### Written request
Without including any pictures, copy each entry below exactly.

### Records shown
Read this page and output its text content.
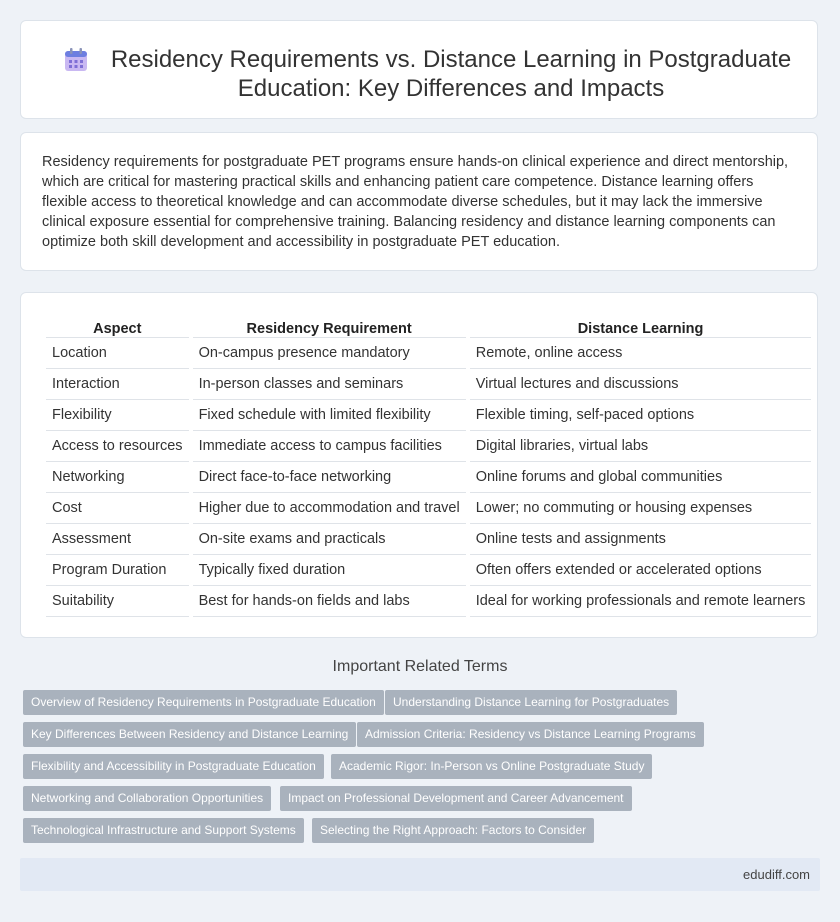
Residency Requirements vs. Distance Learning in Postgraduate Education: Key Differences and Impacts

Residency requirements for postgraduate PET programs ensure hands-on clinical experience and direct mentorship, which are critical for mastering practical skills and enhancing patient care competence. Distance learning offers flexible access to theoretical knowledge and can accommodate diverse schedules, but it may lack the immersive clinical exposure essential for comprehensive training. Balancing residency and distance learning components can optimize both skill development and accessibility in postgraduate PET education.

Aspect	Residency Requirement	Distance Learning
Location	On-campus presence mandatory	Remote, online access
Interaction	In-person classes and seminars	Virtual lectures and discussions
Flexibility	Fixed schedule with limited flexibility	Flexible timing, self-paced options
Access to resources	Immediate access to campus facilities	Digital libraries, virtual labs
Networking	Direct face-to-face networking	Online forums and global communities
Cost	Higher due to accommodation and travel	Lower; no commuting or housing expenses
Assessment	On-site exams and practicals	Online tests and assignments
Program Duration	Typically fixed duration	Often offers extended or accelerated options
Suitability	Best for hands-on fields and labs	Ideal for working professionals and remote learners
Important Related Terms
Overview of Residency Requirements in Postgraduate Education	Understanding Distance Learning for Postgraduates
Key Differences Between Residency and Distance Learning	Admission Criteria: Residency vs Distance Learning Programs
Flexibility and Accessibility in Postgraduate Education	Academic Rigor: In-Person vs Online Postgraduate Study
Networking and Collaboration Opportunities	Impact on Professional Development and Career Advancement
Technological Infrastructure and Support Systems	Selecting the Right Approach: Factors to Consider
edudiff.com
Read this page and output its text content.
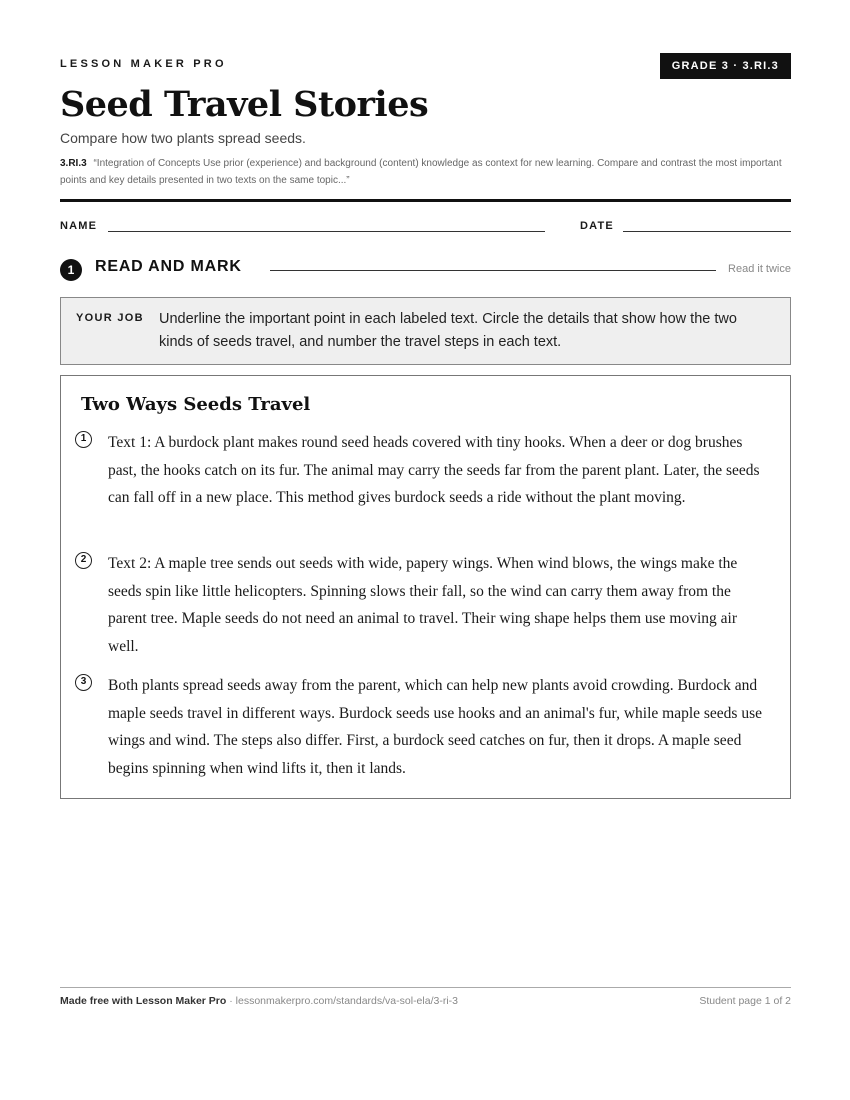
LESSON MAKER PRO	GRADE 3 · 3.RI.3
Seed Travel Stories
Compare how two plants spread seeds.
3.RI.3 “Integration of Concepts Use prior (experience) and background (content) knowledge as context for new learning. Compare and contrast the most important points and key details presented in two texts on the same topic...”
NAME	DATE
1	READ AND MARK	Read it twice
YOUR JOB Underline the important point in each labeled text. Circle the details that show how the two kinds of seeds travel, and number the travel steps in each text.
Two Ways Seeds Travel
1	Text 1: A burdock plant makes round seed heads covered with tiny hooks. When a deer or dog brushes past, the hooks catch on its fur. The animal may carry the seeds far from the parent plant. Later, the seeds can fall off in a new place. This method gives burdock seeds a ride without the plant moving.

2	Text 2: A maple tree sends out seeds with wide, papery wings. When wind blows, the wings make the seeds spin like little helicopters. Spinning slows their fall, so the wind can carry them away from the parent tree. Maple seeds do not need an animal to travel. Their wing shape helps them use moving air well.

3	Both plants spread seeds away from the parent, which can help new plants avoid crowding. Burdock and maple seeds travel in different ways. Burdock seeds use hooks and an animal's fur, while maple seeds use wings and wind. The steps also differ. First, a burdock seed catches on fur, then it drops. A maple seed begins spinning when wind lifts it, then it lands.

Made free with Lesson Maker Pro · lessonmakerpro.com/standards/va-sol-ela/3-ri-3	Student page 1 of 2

### Task result
Read this page and output its text content.
Residency Requirements vs. Distance Learning in Postgraduate Education: Key Differences and Impacts

Residency requirements for postgraduate PET programs ensure hands-on clinical experience and direct mentorship, which are critical for mastering practical skills and enhancing patient care competence. Distance learning offers flexible access to theoretical knowledge and can accommodate diverse schedules, but it may lack the immersive clinical exposure essential for comprehensive training. Balancing residency and distance learning components can optimize both skill development and accessibility in postgraduate PET education.

Aspect	Residency Requirement	Distance Learning
Location	On-campus presence mandatory	Remote, online access
Interaction	In-person classes and seminars	Virtual lectures and discussions
Flexibility	Fixed schedule with limited flexibility	Flexible timing, self-paced options
Access to resources	Immediate access to campus facilities	Digital libraries, virtual labs
Networking	Direct face-to-face networking	Online forums and global communities
Cost	Higher due to accommodation and travel	Lower; no commuting or housing expenses
Assessment	On-site exams and practicals	Online tests and assignments
Program Duration	Typically fixed duration	Often offers extended or accelerated options
Suitability	Best for hands-on fields and labs	Ideal for working professionals and remote learners
Important Related Terms
Overview of Residency Requirements in Postgraduate Education	Understanding Distance Learning for Postgraduates
Key Differences Between Residency and Distance Learning	Admission Criteria: Residency vs Distance Learning Programs
Flexibility and Accessibility in Postgraduate Education	Academic Rigor: In-Person vs Online Postgraduate Study
Networking and Collaboration Opportunities	Impact on Professional Development and Career Advancement
Technological Infrastructure and Support Systems	Selecting the Right Approach: Factors to Consider
edudiff.com
Read this page and output its text content.
LESSON MAKER PRO	GRADE 3 · 3.RI.3
Seed Travel Stories
Compare how two plants spread seeds.
3.RI.3 “Integration of Concepts Use prior (experience) and background (content) knowledge as context for new learning. Compare and contrast the most important points and key details presented in two texts on the same topic...”
NAME	DATE
1	READ AND MARK	Read it twice
YOUR JOB Underline the important point in each labeled text. Circle the details that show how the two kinds of seeds travel, and number the travel steps in each text.
Two Ways Seeds Travel
1	Text 1: A burdock plant makes round seed heads covered with tiny hooks. When a deer or dog brushes past, the hooks catch on its fur. The animal may carry the seeds far from the parent plant. Later, the seeds can fall off in a new place. This method gives burdock seeds a ride without the plant moving.

2	Text 2: A maple tree sends out seeds with wide, papery wings. When wind blows, the wings make the seeds spin like little helicopters. Spinning slows their fall, so the wind can carry them away from the parent tree. Maple seeds do not need an animal to travel. Their wing shape helps them use moving air well.

3	Both plants spread seeds away from the parent, which can help new plants avoid crowding. Burdock and maple seeds travel in different ways. Burdock seeds use hooks and an animal's fur, while maple seeds use wings and wind. The steps also differ. First, a burdock seed catches on fur, then it drops. A maple seed begins spinning when wind lifts it, then it lands.

Made free with Lesson Maker Pro · lessonmakerpro.com/standards/va-sol-ela/3-ri-3	Student page 1 of 2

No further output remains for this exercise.